WRITTEN INSTRUCTION 1 —
Transcribe the article on Christmas in Disney World in full.

DOCUMENT SECTION —
******
12 Months of Christmas in Disney World

So, your friend just came back from Disney World and told you how it was the most magical place to be in the whole world for Christmas.  You’d like to jump on a plane and be there right now to bask in the balmy holiday season of sunny Florida, but you just can’t make vacation plans in the fall and winter.  Is there any way to visit Disney when it’s convenient for you, but still enjoy Christmas while you are there? You bet!

Most Disney fans know that visiting the parks at Christmastime can be one of the most festive and enjoyable vacations that your family can take.  What happens if you can’t visit during the holidays, but you still want to feel some holiday cheer while you are in the World?  Well, as usual, Disney has you covered, with Christmas-themed experiences that span three of the four parks and a few spots outside of the parks.
******
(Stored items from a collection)

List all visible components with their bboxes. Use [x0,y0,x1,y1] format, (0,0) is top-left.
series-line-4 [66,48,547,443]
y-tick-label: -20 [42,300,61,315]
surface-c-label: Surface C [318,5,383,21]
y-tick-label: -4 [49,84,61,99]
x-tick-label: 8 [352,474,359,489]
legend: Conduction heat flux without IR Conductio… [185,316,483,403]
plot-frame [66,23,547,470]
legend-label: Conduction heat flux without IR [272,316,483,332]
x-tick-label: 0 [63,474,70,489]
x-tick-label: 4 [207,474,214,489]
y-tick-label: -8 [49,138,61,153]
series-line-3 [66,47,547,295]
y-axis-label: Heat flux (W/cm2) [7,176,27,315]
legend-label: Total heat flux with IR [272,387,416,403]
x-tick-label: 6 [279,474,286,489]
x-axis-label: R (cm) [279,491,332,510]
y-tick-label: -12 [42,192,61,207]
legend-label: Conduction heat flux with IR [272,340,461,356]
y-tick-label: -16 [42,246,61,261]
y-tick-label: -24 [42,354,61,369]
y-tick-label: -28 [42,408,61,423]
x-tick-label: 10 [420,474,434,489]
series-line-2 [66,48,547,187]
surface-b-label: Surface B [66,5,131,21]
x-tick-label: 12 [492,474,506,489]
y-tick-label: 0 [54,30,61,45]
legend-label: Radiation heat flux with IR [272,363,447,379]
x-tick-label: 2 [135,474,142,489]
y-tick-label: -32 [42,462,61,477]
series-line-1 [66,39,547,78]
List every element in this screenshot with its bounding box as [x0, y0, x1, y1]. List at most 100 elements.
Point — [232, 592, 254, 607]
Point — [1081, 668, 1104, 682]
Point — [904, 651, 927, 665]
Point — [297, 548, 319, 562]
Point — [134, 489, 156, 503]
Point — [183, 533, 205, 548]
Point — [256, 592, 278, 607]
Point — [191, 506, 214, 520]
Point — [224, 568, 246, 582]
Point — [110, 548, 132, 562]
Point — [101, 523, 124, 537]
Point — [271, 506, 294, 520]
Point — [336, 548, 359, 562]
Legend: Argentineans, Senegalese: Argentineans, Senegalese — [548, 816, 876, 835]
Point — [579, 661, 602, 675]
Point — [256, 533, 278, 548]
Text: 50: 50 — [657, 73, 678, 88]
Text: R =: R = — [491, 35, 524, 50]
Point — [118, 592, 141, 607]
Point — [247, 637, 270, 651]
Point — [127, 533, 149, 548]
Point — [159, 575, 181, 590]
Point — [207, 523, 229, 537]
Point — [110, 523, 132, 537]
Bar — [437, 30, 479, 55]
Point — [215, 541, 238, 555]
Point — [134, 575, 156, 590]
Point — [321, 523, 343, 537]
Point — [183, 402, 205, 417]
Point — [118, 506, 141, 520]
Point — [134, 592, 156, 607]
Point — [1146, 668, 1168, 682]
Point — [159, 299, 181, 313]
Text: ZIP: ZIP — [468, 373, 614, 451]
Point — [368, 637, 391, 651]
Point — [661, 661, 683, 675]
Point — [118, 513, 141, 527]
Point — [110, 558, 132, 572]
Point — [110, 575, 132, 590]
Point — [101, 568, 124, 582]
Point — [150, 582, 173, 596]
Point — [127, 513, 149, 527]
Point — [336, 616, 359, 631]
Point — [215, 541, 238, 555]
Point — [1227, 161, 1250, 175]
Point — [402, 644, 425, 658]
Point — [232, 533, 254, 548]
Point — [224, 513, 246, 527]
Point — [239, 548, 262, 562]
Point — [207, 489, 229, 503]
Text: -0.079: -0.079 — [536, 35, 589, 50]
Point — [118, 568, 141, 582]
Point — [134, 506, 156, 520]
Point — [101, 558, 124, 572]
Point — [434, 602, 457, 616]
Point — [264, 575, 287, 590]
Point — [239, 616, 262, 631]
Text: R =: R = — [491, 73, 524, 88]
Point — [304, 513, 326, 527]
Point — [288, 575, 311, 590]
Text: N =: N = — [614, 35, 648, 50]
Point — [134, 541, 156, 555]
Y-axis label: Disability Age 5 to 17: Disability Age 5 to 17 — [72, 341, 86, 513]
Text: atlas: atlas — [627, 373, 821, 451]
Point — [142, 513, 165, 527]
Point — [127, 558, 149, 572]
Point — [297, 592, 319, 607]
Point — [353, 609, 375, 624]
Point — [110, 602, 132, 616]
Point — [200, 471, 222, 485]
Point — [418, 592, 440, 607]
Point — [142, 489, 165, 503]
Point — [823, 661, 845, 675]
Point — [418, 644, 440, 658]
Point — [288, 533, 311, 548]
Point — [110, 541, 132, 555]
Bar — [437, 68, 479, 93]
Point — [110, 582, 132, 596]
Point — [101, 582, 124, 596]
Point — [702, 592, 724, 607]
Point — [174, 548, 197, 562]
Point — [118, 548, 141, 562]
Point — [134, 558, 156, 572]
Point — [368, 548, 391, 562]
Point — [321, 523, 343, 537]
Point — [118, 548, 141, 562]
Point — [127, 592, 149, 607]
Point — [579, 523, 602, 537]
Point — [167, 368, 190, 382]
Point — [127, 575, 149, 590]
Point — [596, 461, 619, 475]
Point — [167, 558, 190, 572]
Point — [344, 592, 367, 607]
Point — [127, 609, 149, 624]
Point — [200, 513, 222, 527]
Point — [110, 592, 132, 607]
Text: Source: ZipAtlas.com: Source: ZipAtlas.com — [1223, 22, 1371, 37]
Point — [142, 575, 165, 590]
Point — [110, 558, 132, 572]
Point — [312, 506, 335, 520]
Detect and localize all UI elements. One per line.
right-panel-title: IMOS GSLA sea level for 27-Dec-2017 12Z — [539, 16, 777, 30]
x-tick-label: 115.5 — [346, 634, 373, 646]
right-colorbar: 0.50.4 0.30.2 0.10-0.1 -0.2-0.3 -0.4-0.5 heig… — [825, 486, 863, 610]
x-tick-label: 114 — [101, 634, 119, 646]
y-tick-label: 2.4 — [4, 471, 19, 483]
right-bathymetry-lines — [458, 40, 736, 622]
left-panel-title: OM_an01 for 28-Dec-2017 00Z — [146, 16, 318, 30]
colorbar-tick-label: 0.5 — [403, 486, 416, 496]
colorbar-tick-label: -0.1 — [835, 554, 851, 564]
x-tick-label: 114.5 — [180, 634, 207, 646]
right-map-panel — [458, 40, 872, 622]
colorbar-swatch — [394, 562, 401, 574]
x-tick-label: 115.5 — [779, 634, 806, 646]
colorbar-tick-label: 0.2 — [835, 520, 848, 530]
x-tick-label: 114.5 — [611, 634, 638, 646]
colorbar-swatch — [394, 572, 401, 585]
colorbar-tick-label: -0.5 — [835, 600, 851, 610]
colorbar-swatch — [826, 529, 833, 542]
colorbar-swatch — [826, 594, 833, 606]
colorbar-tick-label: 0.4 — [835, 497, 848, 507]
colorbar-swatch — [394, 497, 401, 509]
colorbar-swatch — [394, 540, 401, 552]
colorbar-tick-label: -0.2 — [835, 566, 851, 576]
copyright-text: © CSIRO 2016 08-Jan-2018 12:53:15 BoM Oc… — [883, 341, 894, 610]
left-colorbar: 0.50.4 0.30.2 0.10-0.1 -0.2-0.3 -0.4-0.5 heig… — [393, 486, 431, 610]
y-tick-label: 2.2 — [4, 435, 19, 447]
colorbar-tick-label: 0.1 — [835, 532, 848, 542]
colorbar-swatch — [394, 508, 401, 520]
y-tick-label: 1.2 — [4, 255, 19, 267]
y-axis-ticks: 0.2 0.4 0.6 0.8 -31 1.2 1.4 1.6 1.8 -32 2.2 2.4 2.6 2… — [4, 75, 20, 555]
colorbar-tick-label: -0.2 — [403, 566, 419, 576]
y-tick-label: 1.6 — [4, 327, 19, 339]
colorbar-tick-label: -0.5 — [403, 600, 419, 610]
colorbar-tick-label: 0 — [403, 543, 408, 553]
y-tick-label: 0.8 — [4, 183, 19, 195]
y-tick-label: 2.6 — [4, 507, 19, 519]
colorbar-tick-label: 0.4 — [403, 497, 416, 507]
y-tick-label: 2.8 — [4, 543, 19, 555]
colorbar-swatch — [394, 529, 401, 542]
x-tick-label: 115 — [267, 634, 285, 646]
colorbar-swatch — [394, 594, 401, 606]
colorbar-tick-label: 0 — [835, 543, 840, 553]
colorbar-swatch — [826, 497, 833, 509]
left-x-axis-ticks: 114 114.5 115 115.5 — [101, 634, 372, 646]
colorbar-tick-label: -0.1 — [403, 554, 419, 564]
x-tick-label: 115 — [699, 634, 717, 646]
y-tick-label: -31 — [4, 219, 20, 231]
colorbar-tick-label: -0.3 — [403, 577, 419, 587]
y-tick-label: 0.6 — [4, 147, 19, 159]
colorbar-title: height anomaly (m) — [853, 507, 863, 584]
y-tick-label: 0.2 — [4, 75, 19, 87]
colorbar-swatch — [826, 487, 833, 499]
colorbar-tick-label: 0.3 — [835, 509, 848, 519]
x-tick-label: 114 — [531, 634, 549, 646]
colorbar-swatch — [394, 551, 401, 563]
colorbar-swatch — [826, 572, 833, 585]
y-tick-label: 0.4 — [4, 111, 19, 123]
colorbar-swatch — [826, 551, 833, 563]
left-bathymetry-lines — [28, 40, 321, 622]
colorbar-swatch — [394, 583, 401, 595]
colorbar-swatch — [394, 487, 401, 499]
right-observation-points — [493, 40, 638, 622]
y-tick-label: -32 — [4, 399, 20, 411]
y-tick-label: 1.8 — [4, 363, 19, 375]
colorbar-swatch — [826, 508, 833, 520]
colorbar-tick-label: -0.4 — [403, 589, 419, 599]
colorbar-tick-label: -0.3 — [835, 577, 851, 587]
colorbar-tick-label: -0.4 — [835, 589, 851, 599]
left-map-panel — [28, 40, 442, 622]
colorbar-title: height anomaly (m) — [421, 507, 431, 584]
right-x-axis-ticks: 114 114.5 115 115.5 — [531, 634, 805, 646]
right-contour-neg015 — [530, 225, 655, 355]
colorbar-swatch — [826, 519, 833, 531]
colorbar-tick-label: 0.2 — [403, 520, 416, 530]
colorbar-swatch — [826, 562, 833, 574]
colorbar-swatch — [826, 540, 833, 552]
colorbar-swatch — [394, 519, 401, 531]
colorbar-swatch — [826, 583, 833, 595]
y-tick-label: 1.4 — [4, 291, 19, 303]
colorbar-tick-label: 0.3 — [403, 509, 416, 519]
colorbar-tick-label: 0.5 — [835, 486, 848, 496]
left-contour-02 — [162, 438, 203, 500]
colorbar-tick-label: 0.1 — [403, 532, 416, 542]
******
WRITTEN INSTRUCTION 2 —
Restate word for word the stretch of the entries from their first line through the line containing "legend-label: Conduction heat flux with IR", including both of those lines.

SOLUTION 1 —
12 Months of Christmas in Disney World

So, your friend just came back from Disney World and told you how it was the most magical place to be in the whole world for Christmas.  You’d like to jump on a plane and be there right now to bask in the balmy holiday season of sunny Florida, but you just can’t make vacation plans in the fall and winter.  Is there any way to visit Disney when it’s convenient for you, but still enjoy Christmas while you are there? You bet!

Most Disney fans know that visiting the parks at Christmastime can be one of the most festive and enjoyable vacations that your family can take.  What happens if you can’t visit during the holidays, but you still want to feel some holiday cheer while you are in the World?  Well, as usual, Disney has you covered, with Christmas-themed experiences that span three of the four parks and a few spots outside of the parks.

SOLUTION 2 —
List all visible components with their bboxes. Use [x0,y0,x1,y1] format, (0,0) is top-left.
series-line-4 [66,48,547,443]
y-tick-label: -20 [42,300,61,315]
surface-c-label: Surface C [318,5,383,21]
y-tick-label: -4 [49,84,61,99]
x-tick-label: 8 [352,474,359,489]
legend: Conduction heat flux without IR Conductio… [185,316,483,403]
plot-frame [66,23,547,470]
legend-label: Conduction heat flux without IR [272,316,483,332]
x-tick-label: 0 [63,474,70,489]
x-tick-label: 4 [207,474,214,489]
y-tick-label: -8 [49,138,61,153]
series-line-3 [66,47,547,295]
y-axis-label: Heat flux (W/cm2) [7,176,27,315]
legend-label: Total heat flux with IR [272,387,416,403]
x-tick-label: 6 [279,474,286,489]
x-axis-label: R (cm) [279,491,332,510]
y-tick-label: -12 [42,192,61,207]
legend-label: Conduction heat flux with IR [272,340,461,356]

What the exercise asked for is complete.